__Short task__:
Examine the entries and show every line in which the word "water" is found.

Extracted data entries
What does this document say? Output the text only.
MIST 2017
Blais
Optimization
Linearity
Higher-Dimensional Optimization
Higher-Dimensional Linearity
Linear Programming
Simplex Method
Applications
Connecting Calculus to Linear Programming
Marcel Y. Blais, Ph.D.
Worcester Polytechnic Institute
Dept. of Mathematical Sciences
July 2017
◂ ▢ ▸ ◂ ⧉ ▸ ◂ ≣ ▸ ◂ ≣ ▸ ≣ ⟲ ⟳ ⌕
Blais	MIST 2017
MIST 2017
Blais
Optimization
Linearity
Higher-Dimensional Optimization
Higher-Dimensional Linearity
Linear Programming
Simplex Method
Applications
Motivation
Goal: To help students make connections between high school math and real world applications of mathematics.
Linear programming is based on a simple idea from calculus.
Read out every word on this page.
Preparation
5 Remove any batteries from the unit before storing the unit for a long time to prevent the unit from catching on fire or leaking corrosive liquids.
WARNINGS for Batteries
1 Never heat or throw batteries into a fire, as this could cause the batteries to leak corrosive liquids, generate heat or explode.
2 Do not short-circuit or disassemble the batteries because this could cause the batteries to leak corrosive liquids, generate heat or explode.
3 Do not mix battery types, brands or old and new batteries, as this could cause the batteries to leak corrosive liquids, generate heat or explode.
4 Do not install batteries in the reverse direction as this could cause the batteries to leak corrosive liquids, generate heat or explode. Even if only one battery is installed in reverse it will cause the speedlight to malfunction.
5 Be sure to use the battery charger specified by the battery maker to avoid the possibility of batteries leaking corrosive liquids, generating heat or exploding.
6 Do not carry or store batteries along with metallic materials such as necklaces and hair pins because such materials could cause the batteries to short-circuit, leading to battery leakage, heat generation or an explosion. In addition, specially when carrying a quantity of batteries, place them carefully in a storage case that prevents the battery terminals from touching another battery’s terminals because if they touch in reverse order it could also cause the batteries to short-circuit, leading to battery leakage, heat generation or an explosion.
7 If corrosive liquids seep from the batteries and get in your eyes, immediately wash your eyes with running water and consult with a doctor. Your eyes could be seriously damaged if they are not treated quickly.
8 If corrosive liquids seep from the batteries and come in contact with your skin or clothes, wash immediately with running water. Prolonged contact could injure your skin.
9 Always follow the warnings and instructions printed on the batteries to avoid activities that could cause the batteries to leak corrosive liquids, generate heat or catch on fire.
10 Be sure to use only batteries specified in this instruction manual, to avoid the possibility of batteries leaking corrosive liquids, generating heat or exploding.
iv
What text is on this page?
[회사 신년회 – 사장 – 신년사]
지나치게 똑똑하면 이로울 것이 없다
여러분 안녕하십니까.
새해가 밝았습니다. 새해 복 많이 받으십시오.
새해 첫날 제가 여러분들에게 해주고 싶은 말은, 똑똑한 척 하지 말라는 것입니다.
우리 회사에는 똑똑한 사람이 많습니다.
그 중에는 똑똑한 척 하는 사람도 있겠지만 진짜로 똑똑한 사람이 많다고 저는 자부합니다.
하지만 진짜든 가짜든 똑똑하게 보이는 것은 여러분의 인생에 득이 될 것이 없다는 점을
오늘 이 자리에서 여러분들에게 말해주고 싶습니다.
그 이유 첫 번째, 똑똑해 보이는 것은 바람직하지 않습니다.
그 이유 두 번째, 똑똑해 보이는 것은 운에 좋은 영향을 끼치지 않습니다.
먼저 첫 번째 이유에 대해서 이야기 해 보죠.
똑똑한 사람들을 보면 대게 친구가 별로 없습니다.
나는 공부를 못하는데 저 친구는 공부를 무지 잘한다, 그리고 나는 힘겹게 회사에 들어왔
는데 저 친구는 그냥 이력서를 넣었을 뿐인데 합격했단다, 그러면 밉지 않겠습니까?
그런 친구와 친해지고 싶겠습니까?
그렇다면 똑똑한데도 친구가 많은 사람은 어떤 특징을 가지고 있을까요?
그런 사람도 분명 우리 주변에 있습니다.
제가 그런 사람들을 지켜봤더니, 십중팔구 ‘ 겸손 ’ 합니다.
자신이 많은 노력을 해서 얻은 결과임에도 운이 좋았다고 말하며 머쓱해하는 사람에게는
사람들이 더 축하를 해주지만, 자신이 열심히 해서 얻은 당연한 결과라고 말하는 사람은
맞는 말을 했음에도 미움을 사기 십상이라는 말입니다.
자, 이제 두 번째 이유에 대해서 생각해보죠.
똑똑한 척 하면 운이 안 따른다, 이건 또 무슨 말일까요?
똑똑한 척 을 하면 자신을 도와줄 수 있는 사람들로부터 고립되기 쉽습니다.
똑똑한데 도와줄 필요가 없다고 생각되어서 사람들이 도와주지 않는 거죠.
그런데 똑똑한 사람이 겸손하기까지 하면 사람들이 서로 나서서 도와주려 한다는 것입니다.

__Result of this task__:
7 If corrosive liquids seep from the batteries and get in your eyes, immediately wash your eyes with running water and consult with a doctor. Your eyes could be seriously damaged if they are not treated quickly.
8 If corrosive liquids seep from the batteries and come in contact with your skin or clothes, wash immediately with running water. Prolonged contact could injure your skin.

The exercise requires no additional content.